*REQUIREMENTS:*
Make an exact copy of all the data.

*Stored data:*
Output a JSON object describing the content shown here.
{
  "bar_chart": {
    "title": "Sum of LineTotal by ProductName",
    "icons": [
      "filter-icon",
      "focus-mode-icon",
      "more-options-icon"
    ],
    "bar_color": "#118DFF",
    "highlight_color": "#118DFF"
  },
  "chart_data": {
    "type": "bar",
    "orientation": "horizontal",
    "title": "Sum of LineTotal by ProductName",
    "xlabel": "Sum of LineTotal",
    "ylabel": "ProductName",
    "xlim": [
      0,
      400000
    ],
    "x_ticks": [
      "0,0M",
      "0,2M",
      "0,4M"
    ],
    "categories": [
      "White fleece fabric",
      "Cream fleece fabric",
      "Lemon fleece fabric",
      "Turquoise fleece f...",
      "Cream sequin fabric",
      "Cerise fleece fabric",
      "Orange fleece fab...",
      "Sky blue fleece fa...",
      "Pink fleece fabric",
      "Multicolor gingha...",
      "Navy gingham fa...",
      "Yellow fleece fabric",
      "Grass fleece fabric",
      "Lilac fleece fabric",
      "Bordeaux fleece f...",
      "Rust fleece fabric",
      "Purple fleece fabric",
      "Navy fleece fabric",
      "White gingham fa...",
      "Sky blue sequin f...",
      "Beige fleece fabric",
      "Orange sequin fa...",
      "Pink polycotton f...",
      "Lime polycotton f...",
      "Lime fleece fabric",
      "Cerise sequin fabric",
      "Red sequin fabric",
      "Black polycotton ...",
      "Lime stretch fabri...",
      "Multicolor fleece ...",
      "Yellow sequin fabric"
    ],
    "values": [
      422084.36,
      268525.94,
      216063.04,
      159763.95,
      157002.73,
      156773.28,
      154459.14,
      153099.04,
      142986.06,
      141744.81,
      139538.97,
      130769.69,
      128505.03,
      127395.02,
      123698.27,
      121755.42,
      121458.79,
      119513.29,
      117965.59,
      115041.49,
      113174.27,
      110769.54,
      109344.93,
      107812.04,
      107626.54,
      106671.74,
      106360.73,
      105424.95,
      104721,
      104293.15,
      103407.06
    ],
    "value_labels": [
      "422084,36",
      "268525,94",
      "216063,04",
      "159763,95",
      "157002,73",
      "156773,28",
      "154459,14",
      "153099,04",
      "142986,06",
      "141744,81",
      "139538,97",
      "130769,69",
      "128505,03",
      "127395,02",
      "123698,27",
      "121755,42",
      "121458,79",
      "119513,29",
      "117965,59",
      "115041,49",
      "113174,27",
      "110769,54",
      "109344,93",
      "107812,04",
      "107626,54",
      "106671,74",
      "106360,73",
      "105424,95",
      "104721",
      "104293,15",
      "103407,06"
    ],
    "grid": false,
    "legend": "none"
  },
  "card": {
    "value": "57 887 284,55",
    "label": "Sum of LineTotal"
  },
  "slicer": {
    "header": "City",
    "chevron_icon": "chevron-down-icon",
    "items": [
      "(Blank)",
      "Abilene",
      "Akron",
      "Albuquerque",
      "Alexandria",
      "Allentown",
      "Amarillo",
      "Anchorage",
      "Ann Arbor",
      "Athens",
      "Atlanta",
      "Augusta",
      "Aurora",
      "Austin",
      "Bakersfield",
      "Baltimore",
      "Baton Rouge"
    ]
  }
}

*OUTPUT OF THE TASK:*
Output a JSON object describing the content shown here.
{
  "bar_chart": {
    "title": "Sum of LineTotal by ProductName",
    "icons": [
      "filter-icon",
      "focus-mode-icon",
      "more-options-icon"
    ],
    "bar_color": "#118DFF",
    "highlight_color": "#118DFF"
  },
  "chart_data": {
    "type": "bar",
    "orientation": "horizontal",
    "title": "Sum of LineTotal by ProductName",
    "xlabel": "Sum of LineTotal",
    "ylabel": "ProductName",
    "xlim": [
      0,
      400000
    ],
    "x_ticks": [
      "0,0M",
      "0,2M",
      "0,4M"
    ],
    "categories": [
      "White fleece fabric",
      "Cream fleece fabric",
      "Lemon fleece fabric",
      "Turquoise fleece f...",
      "Cream sequin fabric",
      "Cerise fleece fabric",
      "Orange fleece fab...",
      "Sky blue fleece fa...",
      "Pink fleece fabric",
      "Multicolor gingha...",
      "Navy gingham fa...",
      "Yellow fleece fabric",
      "Grass fleece fabric",
      "Lilac fleece fabric",
      "Bordeaux fleece f...",
      "Rust fleece fabric",
      "Purple fleece fabric",
      "Navy fleece fabric",
      "White gingham fa...",
      "Sky blue sequin f...",
      "Beige fleece fabric",
      "Orange sequin fa...",
      "Pink polycotton f...",
      "Lime polycotton f...",
      "Lime fleece fabric",
      "Cerise sequin fabric",
      "Red sequin fabric",
      "Black polycotton ...",
      "Lime stretch fabri...",
      "Multicolor fleece ...",
      "Yellow sequin fabric"
    ],
    "values": [
      422084.36,
      268525.94,
      216063.04,
      159763.95,
      157002.73,
      156773.28,
      154459.14,
      153099.04,
      142986.06,
      141744.81,
      139538.97,
      130769.69,
      128505.03,
      127395.02,
      123698.27,
      121755.42,
      121458.79,
      119513.29,
      117965.59,
      115041.49,
      113174.27,
      110769.54,
      109344.93,
      107812.04,
      107626.54,
      106671.74,
      106360.73,
      105424.95,
      104721,
      104293.15,
      103407.06
    ],
    "value_labels": [
      "422084,36",
      "268525,94",
      "216063,04",
      "159763,95",
      "157002,73",
      "156773,28",
      "154459,14",
      "153099,04",
      "142986,06",
      "141744,81",
      "139538,97",
      "130769,69",
      "128505,03",
      "127395,02",
      "123698,27",
      "121755,42",
      "121458,79",
      "119513,29",
      "117965,59",
      "115041,49",
      "113174,27",
      "110769,54",
      "109344,93",
      "107812,04",
      "107626,54",
      "106671,74",
      "106360,73",
      "105424,95",
      "104721",
      "104293,15",
      "103407,06"
    ],
    "grid": false,
    "legend": "none"
  },
  "card": {
    "value": "57 887 284,55",
    "label": "Sum of LineTotal"
  },
  "slicer": {
    "header": "City",
    "chevron_icon": "chevron-down-icon",
    "items": [
      "(Blank)",
      "Abilene",
      "Akron",
      "Albuquerque",
      "Alexandria",
      "Allentown",
      "Amarillo",
      "Anchorage",
      "Ann Arbor",
      "Athens",
      "Atlanta",
      "Augusta",
      "Aurora",
      "Austin",
      "Bakersfield",
      "Baltimore",
      "Baton Rouge"
    ]
  }
}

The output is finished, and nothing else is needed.